Each line that follows should be printed again exactly as it stands.

Entries supplied →
<<<<
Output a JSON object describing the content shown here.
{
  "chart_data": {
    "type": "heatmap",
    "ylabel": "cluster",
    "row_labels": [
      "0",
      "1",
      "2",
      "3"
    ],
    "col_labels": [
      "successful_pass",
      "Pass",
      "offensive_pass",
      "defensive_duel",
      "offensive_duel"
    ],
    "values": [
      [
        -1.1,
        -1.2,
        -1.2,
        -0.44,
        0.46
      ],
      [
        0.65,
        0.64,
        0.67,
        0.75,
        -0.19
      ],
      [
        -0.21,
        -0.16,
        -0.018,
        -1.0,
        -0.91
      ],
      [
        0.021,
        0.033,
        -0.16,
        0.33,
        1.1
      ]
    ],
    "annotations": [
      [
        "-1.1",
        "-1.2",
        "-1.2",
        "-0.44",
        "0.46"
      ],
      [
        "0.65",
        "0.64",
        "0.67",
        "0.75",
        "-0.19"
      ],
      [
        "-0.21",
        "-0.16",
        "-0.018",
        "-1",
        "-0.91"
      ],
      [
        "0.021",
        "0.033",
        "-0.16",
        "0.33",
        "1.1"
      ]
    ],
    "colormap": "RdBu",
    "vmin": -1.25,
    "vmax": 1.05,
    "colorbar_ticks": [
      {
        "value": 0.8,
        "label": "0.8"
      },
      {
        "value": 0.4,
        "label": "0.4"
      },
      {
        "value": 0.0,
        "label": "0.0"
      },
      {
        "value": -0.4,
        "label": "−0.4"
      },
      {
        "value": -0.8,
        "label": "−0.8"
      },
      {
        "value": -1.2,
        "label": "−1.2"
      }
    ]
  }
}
>>>>
Final result →
Output a JSON object describing the content shown here.
{
  "chart_data": {
    "type": "heatmap",
    "ylabel": "cluster",
    "row_labels": [
      "0",
      "1",
      "2",
      "3"
    ],
    "col_labels": [
      "successful_pass",
      "Pass",
      "offensive_pass",
      "defensive_duel",
      "offensive_duel"
    ],
    "values": [
      [
        -1.1,
        -1.2,
        -1.2,
        -0.44,
        0.46
      ],
      [
        0.65,
        0.64,
        0.67,
        0.75,
        -0.19
      ],
      [
        -0.21,
        -0.16,
        -0.018,
        -1.0,
        -0.91
      ],
      [
        0.021,
        0.033,
        -0.16,
        0.33,
        1.1
      ]
    ],
    "annotations": [
      [
        "-1.1",
        "-1.2",
        "-1.2",
        "-0.44",
        "0.46"
      ],
      [
        "0.65",
        "0.64",
        "0.67",
        "0.75",
        "-0.19"
      ],
      [
        "-0.21",
        "-0.16",
        "-0.018",
        "-1",
        "-0.91"
      ],
      [
        "0.021",
        "0.033",
        "-0.16",
        "0.33",
        "1.1"
      ]
    ],
    "colormap": "RdBu",
    "vmin": -1.25,
    "vmax": 1.05,
    "colorbar_ticks": [
      {
        "value": 0.8,
        "label": "0.8"
      },
      {
        "value": 0.4,
        "label": "0.4"
      },
      {
        "value": 0.0,
        "label": "0.0"
      },
      {
        "value": -0.4,
        "label": "−0.4"
      },
      {
        "value": -0.8,
        "label": "−0.8"
      },
      {
        "value": -1.2,
        "label": "−1.2"
      }
    ]
  }
}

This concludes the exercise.